● Work to do:
Output every one of the following rows without any change.

● Annotated region listings:
※

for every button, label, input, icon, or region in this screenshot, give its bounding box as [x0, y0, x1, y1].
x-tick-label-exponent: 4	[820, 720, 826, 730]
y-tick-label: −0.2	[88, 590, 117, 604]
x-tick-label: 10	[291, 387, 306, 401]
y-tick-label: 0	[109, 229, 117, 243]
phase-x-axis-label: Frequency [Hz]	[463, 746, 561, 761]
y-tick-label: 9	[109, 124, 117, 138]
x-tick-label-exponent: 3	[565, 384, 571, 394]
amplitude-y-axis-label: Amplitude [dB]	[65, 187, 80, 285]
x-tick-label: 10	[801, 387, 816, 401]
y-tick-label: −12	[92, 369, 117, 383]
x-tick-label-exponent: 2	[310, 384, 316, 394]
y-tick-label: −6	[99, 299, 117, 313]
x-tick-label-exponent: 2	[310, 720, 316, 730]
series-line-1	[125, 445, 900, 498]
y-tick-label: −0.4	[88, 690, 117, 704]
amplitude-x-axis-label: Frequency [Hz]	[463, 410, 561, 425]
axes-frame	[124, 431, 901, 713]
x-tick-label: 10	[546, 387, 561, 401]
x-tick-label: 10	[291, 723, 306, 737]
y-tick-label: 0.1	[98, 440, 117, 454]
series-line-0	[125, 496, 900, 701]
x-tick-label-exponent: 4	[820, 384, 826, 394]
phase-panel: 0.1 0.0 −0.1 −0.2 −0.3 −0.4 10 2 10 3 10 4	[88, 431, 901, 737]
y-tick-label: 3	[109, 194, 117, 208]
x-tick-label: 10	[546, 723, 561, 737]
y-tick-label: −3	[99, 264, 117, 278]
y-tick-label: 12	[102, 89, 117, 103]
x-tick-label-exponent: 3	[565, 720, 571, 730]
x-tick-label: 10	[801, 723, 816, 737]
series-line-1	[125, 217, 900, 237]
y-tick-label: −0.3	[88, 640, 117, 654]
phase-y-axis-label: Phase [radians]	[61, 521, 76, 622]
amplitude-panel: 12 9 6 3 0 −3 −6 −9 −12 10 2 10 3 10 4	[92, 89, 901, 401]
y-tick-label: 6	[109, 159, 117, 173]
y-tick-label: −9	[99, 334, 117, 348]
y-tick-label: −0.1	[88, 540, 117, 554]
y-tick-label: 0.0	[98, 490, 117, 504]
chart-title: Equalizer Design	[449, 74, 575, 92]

※

● Task result:
for every button, label, input, icon, or region in this screenshot, give its bounding box as [x0, y0, x1, y1].
x-tick-label-exponent: 4	[820, 720, 826, 730]
y-tick-label: −0.2	[88, 590, 117, 604]
x-tick-label: 10	[291, 387, 306, 401]
y-tick-label: 0	[109, 229, 117, 243]
phase-x-axis-label: Frequency [Hz]	[463, 746, 561, 761]
y-tick-label: 9	[109, 124, 117, 138]
x-tick-label-exponent: 3	[565, 384, 571, 394]
amplitude-y-axis-label: Amplitude [dB]	[65, 187, 80, 285]
x-tick-label: 10	[801, 387, 816, 401]
y-tick-label: −12	[92, 369, 117, 383]
x-tick-label-exponent: 2	[310, 384, 316, 394]
y-tick-label: −6	[99, 299, 117, 313]
x-tick-label-exponent: 2	[310, 720, 316, 730]
series-line-1	[125, 445, 900, 498]
y-tick-label: −0.4	[88, 690, 117, 704]
amplitude-x-axis-label: Frequency [Hz]	[463, 410, 561, 425]
axes-frame	[124, 431, 901, 713]
x-tick-label: 10	[546, 387, 561, 401]
x-tick-label: 10	[291, 723, 306, 737]
y-tick-label: 0.1	[98, 440, 117, 454]
series-line-0	[125, 496, 900, 701]
x-tick-label-exponent: 4	[820, 384, 826, 394]
phase-panel: 0.1 0.0 −0.1 −0.2 −0.3 −0.4 10 2 10 3 10 4	[88, 431, 901, 737]
y-tick-label: 3	[109, 194, 117, 208]
x-tick-label: 10	[546, 723, 561, 737]
y-tick-label: −3	[99, 264, 117, 278]
y-tick-label: 12	[102, 89, 117, 103]
x-tick-label-exponent: 3	[565, 720, 571, 730]
x-tick-label: 10	[801, 723, 816, 737]
series-line-1	[125, 217, 900, 237]
y-tick-label: −0.3	[88, 640, 117, 654]
phase-y-axis-label: Phase [radians]	[61, 521, 76, 622]
amplitude-panel: 12 9 6 3 0 −3 −6 −9 −12 10 2 10 3 10 4	[92, 89, 901, 401]
y-tick-label: 6	[109, 159, 117, 173]
y-tick-label: −9	[99, 334, 117, 348]
y-tick-label: −0.1	[88, 540, 117, 554]
y-tick-label: 0.0	[98, 490, 117, 504]
chart-title: Equalizer Design	[449, 74, 575, 92]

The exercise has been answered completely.